--- Start of DATA FOR THIS TASK ---

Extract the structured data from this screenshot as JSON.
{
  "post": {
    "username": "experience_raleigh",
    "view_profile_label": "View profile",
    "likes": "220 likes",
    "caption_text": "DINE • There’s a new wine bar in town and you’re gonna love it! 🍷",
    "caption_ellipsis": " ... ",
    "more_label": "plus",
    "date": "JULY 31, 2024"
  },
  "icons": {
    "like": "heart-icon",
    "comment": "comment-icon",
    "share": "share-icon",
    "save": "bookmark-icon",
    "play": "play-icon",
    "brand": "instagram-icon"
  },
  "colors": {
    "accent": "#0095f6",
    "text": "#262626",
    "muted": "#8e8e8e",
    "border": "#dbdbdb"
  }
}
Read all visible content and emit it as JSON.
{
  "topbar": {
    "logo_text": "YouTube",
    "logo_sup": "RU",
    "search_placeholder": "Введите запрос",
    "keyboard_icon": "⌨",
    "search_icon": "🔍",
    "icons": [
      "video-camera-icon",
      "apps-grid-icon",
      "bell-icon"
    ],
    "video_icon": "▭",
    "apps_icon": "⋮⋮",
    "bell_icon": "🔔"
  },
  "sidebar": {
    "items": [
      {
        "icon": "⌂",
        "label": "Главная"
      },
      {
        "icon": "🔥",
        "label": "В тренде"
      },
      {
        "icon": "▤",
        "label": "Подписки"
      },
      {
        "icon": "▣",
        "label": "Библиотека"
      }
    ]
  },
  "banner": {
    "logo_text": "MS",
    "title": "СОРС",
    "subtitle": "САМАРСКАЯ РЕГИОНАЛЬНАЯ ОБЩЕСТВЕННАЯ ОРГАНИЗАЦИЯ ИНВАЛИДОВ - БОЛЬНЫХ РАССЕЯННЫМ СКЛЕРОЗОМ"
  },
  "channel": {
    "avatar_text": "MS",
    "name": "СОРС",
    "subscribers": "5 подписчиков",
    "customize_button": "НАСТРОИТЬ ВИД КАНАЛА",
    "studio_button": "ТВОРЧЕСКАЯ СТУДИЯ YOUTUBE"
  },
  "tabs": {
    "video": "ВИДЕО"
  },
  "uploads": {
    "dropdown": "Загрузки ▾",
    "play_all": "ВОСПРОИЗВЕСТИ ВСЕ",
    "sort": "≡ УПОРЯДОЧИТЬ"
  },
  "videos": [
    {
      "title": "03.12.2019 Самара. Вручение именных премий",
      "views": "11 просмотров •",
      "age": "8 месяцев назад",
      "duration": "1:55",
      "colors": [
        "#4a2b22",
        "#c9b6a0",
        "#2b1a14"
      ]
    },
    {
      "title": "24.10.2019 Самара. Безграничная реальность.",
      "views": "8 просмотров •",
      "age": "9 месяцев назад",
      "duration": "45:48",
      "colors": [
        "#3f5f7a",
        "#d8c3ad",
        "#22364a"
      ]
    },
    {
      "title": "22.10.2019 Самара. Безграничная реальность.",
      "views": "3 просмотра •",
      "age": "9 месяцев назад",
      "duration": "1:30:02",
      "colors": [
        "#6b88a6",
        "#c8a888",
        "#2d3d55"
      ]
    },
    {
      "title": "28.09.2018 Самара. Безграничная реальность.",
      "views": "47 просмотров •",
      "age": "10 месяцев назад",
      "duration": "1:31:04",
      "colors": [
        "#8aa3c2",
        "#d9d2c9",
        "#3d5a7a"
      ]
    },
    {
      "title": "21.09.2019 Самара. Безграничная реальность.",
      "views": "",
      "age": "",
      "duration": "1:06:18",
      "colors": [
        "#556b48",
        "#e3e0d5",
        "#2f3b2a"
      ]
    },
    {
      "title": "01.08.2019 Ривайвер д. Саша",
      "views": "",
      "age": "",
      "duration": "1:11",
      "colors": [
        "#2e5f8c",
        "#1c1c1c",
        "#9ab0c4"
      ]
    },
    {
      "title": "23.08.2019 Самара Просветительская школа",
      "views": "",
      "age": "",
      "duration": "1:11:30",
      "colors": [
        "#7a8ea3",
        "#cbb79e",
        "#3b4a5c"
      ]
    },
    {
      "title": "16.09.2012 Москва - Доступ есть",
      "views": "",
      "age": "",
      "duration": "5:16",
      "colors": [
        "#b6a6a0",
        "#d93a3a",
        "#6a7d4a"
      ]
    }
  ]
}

--- End of DATA FOR THIS TASK ---
--- Start of DATA FOR THIS TASK ---

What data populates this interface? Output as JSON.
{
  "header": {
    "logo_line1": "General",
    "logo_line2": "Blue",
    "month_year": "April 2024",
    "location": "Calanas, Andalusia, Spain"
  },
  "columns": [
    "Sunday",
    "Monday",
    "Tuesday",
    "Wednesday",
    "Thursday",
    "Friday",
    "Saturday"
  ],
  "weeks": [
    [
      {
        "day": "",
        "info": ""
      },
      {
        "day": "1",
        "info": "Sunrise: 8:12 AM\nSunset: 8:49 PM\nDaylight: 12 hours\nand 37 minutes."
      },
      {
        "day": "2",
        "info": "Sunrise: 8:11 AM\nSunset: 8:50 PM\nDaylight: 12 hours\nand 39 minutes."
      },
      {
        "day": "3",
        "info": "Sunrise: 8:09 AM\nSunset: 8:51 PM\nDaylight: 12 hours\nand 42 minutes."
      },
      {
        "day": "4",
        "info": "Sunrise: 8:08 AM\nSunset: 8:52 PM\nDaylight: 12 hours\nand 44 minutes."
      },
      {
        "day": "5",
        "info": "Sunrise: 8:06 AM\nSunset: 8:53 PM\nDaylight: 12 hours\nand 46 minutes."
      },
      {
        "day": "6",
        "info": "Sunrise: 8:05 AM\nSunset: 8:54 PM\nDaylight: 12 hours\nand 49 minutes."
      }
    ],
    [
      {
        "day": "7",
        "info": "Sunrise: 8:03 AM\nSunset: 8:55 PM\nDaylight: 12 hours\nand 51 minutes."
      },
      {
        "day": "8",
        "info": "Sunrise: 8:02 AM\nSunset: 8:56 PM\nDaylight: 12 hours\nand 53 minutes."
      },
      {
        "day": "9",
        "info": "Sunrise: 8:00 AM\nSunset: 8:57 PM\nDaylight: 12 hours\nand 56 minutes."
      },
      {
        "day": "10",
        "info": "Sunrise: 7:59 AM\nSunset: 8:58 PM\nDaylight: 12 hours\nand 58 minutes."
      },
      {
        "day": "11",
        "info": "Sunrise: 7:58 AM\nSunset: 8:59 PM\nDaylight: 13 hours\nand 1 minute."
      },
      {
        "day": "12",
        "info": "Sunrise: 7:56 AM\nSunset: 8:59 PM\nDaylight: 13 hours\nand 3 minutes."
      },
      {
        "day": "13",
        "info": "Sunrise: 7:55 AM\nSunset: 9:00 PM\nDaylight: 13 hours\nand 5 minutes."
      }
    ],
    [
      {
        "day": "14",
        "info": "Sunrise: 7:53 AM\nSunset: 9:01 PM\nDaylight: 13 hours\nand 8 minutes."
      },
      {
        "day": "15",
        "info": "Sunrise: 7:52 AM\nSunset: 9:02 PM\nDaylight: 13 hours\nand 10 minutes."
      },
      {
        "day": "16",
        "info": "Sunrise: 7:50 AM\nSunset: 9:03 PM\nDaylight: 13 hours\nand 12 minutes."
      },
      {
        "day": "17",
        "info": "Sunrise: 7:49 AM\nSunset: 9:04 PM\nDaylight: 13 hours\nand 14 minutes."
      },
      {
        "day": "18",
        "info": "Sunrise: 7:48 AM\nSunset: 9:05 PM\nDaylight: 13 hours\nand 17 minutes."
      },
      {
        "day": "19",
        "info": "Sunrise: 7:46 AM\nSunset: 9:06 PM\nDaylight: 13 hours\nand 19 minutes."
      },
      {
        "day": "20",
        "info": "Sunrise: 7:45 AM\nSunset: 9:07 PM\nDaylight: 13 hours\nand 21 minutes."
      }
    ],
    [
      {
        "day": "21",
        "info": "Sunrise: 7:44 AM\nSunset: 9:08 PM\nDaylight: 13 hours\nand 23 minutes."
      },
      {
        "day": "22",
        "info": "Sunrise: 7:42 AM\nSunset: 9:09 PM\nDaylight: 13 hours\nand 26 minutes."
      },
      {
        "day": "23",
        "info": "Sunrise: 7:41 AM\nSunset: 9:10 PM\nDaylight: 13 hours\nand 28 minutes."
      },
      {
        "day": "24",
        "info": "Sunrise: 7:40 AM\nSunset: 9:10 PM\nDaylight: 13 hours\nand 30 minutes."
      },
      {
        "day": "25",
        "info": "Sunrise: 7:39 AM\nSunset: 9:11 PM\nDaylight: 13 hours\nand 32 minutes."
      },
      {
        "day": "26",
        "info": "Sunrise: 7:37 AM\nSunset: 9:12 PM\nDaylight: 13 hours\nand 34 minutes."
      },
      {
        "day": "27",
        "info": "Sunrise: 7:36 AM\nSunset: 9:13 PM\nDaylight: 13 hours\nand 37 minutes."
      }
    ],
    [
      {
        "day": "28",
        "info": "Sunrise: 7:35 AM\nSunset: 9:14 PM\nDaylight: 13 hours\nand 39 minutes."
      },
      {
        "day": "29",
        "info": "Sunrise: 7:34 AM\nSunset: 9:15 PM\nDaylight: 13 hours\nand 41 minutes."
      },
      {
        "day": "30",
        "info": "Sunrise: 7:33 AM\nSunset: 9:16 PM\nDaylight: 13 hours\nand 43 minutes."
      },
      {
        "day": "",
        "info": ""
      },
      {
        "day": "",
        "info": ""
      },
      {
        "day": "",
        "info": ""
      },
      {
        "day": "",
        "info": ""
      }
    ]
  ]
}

--- End of DATA FOR THIS TASK ---

# GOAL:
Write out each line of the data that holds the string "duration".

# WRITTEN SOLUTION:
      "duration": "1:55",
      "duration": "45:48",
      "duration": "1:30:02",
      "duration": "1:31:04",
      "duration": "1:06:18",
      "duration": "1:11",
      "duration": "1:11:30",
      "duration": "5:16",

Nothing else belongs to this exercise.